The absurdity of such starkly opposing consequences is apparent. Germany’s performance would have been almost exactly the same whether Schlotterbeck made that tackle or not; it was, after all, just one incident among many hundreds over the course of some 100 minutes, one decision among thousands.
Had he failed to get there, it would not have been because of some fatal flaw in how Germany develops talent. It would not even, really, have been proof of a grand tactical failing on Flick’s part, or evidence that the atmosphere among the players had grown irretrievably toxic, or a rational basis on which to terminate someone’s employment.
It would not have rendered everything Germany had done over the previous couple of hours irrelevant: enduring Spain’s slick, irresistible start, when Dani Olmo cracked a shot off the crossbar and Pedri and Gavi, Barcelona’s seraphic midfielders, clipped the ball around as though it was their personal possession; slowly establishing a foothold in the game; finding ways to menace a Spanish team that had looked powerful just a few days before.
The last few days have been difficult for Germany. There have been, as Kai Havertz said before the game, more than a handful of frank exchanges of views among the players and the coaching staff. Midfielder Ilkay Gundogan, a contemplative, even-keel sort of a person, admitted afterward that it had taken him a little while to process defeat against Japan in the opening game. “The day after, even the day after that, was still difficult,” he said.
And yet even when Morata’s inventive finish gave Spain the lead in the 62nd minute, sucking the air from Germany’s fans, bringing a reprise of the nightmare of 2018 within view, Gundogan and his teammates retained their cool. They did not seem haunted, panicked or desperate. They did not look like a team in the grip of an identity crisis.

_Data section:_

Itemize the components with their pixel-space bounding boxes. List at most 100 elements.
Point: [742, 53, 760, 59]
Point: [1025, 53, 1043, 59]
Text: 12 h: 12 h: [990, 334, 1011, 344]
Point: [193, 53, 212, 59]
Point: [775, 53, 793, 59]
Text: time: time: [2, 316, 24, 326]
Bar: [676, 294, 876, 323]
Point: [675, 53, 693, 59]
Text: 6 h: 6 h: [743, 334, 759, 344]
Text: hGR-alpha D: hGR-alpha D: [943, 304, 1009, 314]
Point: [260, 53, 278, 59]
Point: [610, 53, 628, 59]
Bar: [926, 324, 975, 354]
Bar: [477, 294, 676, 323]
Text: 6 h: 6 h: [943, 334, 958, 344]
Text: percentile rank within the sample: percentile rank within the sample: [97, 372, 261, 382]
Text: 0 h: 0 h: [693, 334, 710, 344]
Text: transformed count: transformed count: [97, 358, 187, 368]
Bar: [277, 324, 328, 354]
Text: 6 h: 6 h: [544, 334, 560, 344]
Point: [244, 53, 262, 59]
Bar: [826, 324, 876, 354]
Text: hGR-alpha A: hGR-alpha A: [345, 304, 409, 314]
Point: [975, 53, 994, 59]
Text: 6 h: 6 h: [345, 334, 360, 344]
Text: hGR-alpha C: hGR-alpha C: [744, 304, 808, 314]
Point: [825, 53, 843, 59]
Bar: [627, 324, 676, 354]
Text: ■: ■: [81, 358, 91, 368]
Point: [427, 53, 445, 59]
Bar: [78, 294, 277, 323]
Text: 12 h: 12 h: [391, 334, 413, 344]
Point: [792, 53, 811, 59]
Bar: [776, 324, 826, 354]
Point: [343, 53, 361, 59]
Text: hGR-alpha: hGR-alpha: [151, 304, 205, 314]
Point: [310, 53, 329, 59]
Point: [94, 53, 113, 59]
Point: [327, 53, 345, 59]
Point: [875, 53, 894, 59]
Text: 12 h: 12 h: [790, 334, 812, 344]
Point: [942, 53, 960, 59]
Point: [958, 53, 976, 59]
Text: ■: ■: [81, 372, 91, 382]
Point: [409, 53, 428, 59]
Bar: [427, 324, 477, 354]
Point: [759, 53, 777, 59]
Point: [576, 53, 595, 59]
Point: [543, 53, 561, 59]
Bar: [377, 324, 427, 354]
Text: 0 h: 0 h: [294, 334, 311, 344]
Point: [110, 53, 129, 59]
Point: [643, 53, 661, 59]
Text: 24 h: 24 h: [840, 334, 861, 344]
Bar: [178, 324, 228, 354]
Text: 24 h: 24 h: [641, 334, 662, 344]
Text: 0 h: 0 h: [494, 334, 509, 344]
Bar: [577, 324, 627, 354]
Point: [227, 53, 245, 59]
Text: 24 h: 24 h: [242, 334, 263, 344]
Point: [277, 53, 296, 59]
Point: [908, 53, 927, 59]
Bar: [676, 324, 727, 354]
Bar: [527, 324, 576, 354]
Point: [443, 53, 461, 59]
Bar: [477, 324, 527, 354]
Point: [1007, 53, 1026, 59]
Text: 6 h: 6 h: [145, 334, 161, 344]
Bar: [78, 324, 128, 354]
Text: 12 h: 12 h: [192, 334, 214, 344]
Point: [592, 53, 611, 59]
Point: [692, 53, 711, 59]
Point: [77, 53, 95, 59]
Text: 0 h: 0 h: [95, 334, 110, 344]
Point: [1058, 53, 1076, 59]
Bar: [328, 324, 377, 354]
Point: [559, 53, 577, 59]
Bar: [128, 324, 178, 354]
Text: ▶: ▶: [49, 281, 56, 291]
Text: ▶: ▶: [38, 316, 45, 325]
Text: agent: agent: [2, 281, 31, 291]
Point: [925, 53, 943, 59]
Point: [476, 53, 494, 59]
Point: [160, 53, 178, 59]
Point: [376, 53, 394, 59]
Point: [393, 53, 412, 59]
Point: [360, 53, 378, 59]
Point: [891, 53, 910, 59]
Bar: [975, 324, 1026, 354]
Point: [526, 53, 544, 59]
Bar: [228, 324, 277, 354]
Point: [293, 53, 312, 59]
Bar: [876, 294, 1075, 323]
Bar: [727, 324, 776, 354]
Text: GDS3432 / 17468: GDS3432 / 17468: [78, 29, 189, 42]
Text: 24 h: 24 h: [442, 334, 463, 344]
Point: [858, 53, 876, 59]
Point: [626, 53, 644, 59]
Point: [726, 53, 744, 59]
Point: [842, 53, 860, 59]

_Activity:_ Resume the piece on Germany's match against Spain, starting right after its final sentence.

_Output for this exercise:_
Instead, they played with a maturity that offers considerable hope. Jamal Musiala, the brightest of their young generation, might have scored; Füllkrug, regarded almost as an accidental international, a sign of the shortcomings in the German system, was rather less forgiving.
That is not to say it was spectacular — far from it — but it was full of all of those other traits that are considered quite useful in these circumstances, grit and fight and industry and common sense, all the ingredients teams need not just to recover from setbacks but to go on to greater things.
And then came that moment, when Schlotterbeck hurried back toward his goal, when Morata waited to pounce, and everything hung on the line. The slightest error, the slightest pause, and it might all have been over: Germany would have been left relying on Spain’s good graces to make it to the last 16.
Schlotterbeck made the tackle, of course, bundling the ball out for a corner, jumping to his feet and pumping his arms, his face a mask of fury, as though he had scored the winning goal instead of preserving a 1-1 tie. Perhaps he knew quite how much was riding on that one moment, all the conclusions and assessments and decisions that rested on his pace, his timing, his judgment.
In that moment, as Morata shaped to shoot, Germany’s journey in Qatar hung by a thread. None of the encouraging signs it had offered would have mattered in the slightest if he had not gotten there. There tend, sadly, to be no mitigating circumstances in failure. The margins might be fine, but the realities that emerge as a consequence are diametrically opposed.
One outcome was nothing but darkness descending, the walls closing in. Fortunately, Germany finds itself in the other, where there may even be a kindly last 16 draw, a chance of a quarterfinal, an opportunity to slay ghosts and, perhaps, seek glory. Germany has confronted its gloom. Now, after a tense, forlorn week, it can see hope once more.